• **What you should do**: Give every line back verbatim, dropping all images.

• **Data lines**:

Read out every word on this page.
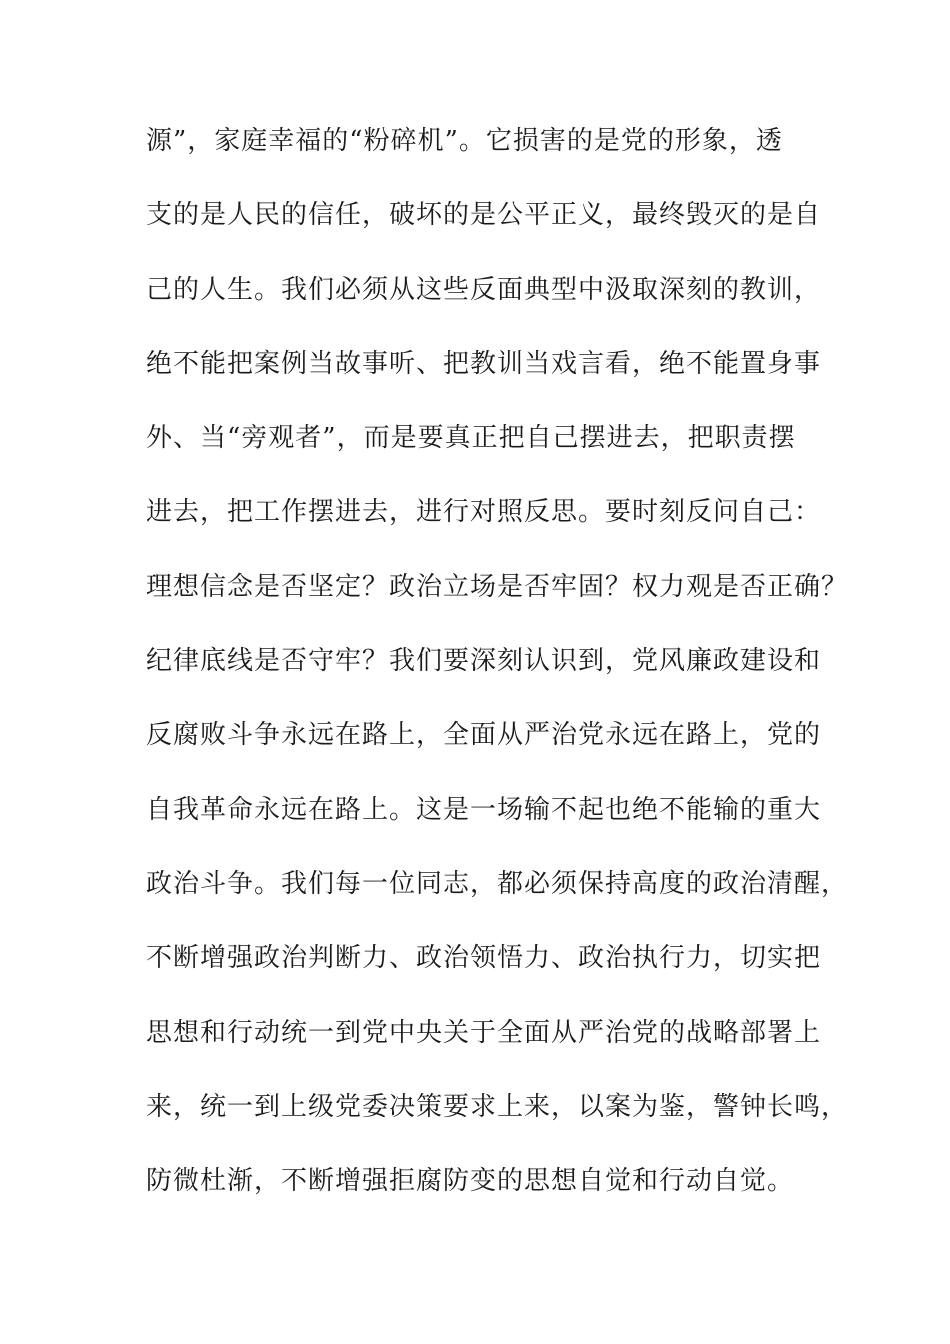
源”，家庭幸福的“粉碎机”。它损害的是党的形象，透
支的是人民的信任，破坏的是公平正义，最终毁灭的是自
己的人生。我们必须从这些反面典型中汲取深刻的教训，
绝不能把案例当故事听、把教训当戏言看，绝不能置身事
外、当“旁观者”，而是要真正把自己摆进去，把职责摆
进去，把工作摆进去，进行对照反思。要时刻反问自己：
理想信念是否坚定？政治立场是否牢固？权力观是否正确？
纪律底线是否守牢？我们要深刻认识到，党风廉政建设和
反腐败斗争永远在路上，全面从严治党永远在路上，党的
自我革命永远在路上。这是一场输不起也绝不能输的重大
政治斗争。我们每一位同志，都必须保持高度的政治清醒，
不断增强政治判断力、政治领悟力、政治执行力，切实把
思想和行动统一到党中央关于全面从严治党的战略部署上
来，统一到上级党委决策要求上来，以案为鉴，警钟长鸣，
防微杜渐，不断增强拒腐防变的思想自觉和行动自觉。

• **Output of the task**:
Read out every word on this page.
源”，家庭幸福的“粉碎机”。它损害的是党的形象，透
支的是人民的信任，破坏的是公平正义，最终毁灭的是自
己的人生。我们必须从这些反面典型中汲取深刻的教训，
绝不能把案例当故事听、把教训当戏言看，绝不能置身事
外、当“旁观者”，而是要真正把自己摆进去，把职责摆
进去，把工作摆进去，进行对照反思。要时刻反问自己：
理想信念是否坚定？政治立场是否牢固？权力观是否正确？
纪律底线是否守牢？我们要深刻认识到，党风廉政建设和
反腐败斗争永远在路上，全面从严治党永远在路上，党的
自我革命永远在路上。这是一场输不起也绝不能输的重大
政治斗争。我们每一位同志，都必须保持高度的政治清醒，
不断增强政治判断力、政治领悟力、政治执行力，切实把
思想和行动统一到党中央关于全面从严治党的战略部署上
来，统一到上级党委决策要求上来，以案为鉴，警钟长鸣，
防微杜渐，不断增强拒腐防变的思想自觉和行动自觉。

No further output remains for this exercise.